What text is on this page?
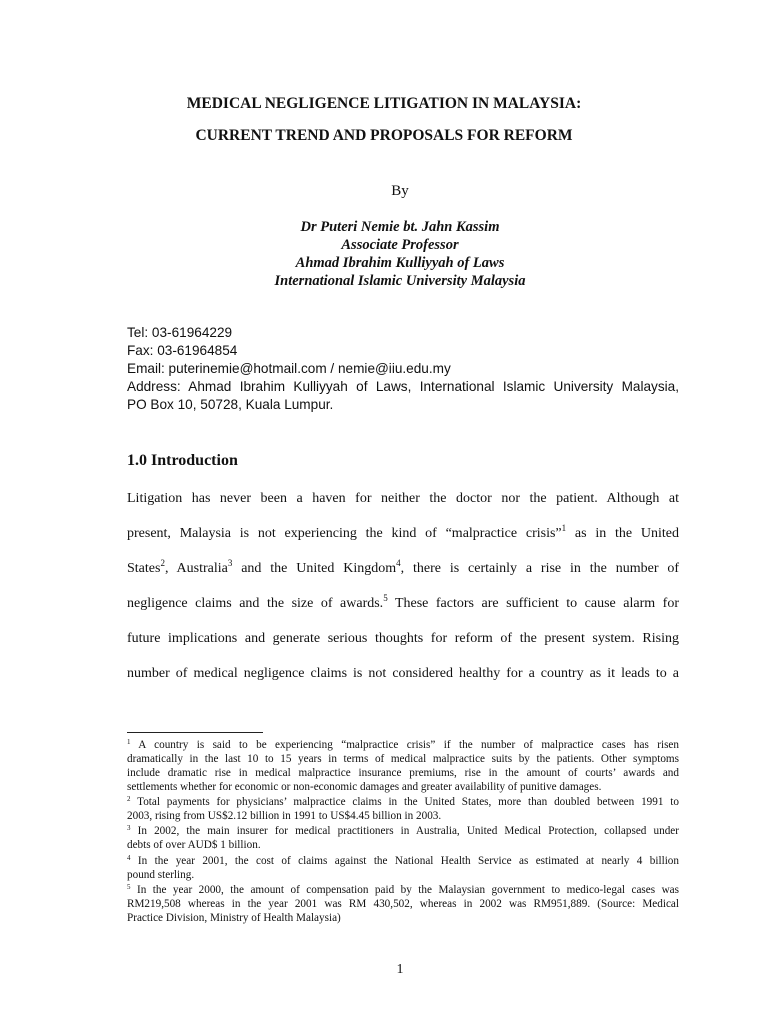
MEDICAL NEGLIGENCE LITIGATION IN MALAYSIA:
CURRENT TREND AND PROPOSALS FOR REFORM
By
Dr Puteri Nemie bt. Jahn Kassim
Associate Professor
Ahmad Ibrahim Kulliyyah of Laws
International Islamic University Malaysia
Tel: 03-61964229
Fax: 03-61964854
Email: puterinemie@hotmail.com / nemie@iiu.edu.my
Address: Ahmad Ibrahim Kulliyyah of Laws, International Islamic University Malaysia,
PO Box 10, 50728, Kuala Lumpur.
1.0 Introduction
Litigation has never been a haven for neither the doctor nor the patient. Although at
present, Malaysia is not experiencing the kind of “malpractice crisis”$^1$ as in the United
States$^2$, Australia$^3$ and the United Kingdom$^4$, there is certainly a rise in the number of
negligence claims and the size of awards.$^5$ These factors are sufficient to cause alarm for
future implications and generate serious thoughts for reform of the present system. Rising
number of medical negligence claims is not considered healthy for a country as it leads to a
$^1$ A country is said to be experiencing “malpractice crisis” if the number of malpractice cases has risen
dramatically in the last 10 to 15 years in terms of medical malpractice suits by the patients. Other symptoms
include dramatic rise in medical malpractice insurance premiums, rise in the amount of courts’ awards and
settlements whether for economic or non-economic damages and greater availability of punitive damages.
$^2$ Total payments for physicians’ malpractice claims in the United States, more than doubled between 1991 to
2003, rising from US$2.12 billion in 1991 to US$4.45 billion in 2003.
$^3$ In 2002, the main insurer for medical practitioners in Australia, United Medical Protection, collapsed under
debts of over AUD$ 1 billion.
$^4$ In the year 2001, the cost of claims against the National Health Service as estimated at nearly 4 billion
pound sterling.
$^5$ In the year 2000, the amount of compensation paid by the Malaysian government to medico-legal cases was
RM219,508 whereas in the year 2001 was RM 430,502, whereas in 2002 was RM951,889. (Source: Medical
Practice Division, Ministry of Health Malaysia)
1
...
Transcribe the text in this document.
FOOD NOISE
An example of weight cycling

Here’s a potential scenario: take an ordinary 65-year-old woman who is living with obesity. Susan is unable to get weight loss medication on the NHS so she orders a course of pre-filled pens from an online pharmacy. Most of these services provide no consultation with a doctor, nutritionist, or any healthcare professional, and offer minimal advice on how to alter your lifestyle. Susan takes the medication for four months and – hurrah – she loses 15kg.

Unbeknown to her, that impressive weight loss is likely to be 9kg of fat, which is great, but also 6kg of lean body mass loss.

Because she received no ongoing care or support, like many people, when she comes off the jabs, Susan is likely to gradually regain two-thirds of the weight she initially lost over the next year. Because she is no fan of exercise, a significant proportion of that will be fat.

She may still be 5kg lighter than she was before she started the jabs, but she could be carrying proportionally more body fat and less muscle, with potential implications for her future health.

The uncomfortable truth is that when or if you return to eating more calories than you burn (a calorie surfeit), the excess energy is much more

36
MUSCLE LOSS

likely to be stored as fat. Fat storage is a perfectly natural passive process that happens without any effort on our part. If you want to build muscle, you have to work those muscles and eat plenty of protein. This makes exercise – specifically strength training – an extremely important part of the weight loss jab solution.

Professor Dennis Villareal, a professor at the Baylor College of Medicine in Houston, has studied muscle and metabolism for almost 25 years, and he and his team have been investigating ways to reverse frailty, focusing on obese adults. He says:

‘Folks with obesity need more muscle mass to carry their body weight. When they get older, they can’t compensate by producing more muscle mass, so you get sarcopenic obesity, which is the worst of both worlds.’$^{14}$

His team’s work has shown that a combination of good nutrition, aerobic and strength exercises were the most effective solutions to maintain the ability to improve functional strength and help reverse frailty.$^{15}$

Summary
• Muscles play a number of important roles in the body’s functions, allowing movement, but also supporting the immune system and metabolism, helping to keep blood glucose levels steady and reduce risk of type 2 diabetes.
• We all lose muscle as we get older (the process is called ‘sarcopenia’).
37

§ **ASSIGNMENT**
Select the lines from the entries that include the word "present".

§ **YOUR SOLUTION**
present, Malaysia is not experiencing the kind of “malpractice crisis”$^1$ as in the United
future implications and generate serious thoughts for reform of the present system. Rising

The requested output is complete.